■ REQUIRED TASK
Omit the images, then print each record below exactly as it reads.

■ GIVEN RECORDS

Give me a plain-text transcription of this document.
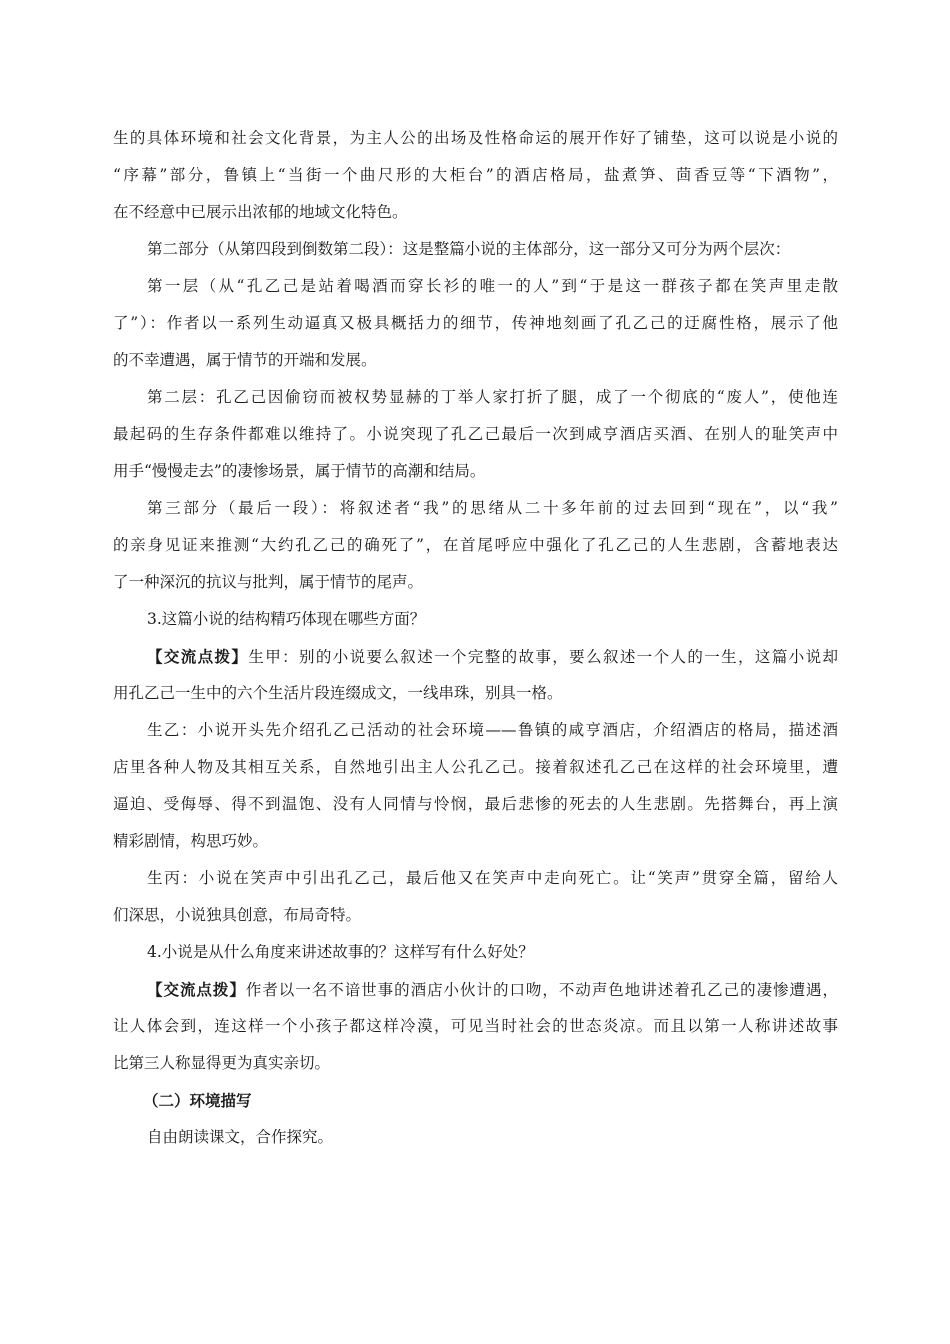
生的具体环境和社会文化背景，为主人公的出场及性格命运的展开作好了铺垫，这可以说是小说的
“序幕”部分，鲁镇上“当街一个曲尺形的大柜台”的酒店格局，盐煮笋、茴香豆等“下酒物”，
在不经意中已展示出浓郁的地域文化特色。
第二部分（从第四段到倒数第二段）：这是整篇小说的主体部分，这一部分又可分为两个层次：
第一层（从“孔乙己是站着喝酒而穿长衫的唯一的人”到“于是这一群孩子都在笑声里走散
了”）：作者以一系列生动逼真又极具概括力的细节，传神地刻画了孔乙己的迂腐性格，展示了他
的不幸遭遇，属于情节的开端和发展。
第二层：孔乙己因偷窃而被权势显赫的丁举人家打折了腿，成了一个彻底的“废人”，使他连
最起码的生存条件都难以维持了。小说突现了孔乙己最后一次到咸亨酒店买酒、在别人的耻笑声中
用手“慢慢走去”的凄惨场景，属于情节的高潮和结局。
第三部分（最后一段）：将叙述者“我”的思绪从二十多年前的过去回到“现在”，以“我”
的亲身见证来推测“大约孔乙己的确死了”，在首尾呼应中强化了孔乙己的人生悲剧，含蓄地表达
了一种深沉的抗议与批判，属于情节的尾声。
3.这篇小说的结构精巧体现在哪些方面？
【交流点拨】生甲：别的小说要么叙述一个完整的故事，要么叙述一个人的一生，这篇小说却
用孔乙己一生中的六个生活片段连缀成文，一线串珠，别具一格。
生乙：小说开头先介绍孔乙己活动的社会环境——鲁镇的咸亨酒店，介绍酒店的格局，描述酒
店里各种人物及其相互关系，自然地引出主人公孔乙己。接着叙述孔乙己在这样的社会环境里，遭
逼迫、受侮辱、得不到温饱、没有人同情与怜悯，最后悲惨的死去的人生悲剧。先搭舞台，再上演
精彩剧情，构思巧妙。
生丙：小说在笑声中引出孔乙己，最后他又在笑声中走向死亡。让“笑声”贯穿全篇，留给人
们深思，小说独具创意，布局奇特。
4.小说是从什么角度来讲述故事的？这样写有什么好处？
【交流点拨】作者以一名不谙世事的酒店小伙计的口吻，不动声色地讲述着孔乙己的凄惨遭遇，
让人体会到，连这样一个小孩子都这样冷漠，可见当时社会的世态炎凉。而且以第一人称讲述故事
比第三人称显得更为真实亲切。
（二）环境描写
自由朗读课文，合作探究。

■ SOLUTION FOR THIS PROBLEM
Give me a plain-text transcription of this document.
生的具体环境和社会文化背景，为主人公的出场及性格命运的展开作好了铺垫，这可以说是小说的
“序幕”部分，鲁镇上“当街一个曲尺形的大柜台”的酒店格局，盐煮笋、茴香豆等“下酒物”，
在不经意中已展示出浓郁的地域文化特色。
第二部分（从第四段到倒数第二段）：这是整篇小说的主体部分，这一部分又可分为两个层次：
第一层（从“孔乙己是站着喝酒而穿长衫的唯一的人”到“于是这一群孩子都在笑声里走散
了”）：作者以一系列生动逼真又极具概括力的细节，传神地刻画了孔乙己的迂腐性格，展示了他
的不幸遭遇，属于情节的开端和发展。
第二层：孔乙己因偷窃而被权势显赫的丁举人家打折了腿，成了一个彻底的“废人”，使他连
最起码的生存条件都难以维持了。小说突现了孔乙己最后一次到咸亨酒店买酒、在别人的耻笑声中
用手“慢慢走去”的凄惨场景，属于情节的高潮和结局。
第三部分（最后一段）：将叙述者“我”的思绪从二十多年前的过去回到“现在”，以“我”
的亲身见证来推测“大约孔乙己的确死了”，在首尾呼应中强化了孔乙己的人生悲剧，含蓄地表达
了一种深沉的抗议与批判，属于情节的尾声。
3.这篇小说的结构精巧体现在哪些方面？
【交流点拨】生甲：别的小说要么叙述一个完整的故事，要么叙述一个人的一生，这篇小说却
用孔乙己一生中的六个生活片段连缀成文，一线串珠，别具一格。
生乙：小说开头先介绍孔乙己活动的社会环境——鲁镇的咸亨酒店，介绍酒店的格局，描述酒
店里各种人物及其相互关系，自然地引出主人公孔乙己。接着叙述孔乙己在这样的社会环境里，遭
逼迫、受侮辱、得不到温饱、没有人同情与怜悯，最后悲惨的死去的人生悲剧。先搭舞台，再上演
精彩剧情，构思巧妙。
生丙：小说在笑声中引出孔乙己，最后他又在笑声中走向死亡。让“笑声”贯穿全篇，留给人
们深思，小说独具创意，布局奇特。
4.小说是从什么角度来讲述故事的？这样写有什么好处？
【交流点拨】作者以一名不谙世事的酒店小伙计的口吻，不动声色地讲述着孔乙己的凄惨遭遇，
让人体会到，连这样一个小孩子都这样冷漠，可见当时社会的世态炎凉。而且以第一人称讲述故事
比第三人称显得更为真实亲切。
（二）环境描写
自由朗读课文，合作探究。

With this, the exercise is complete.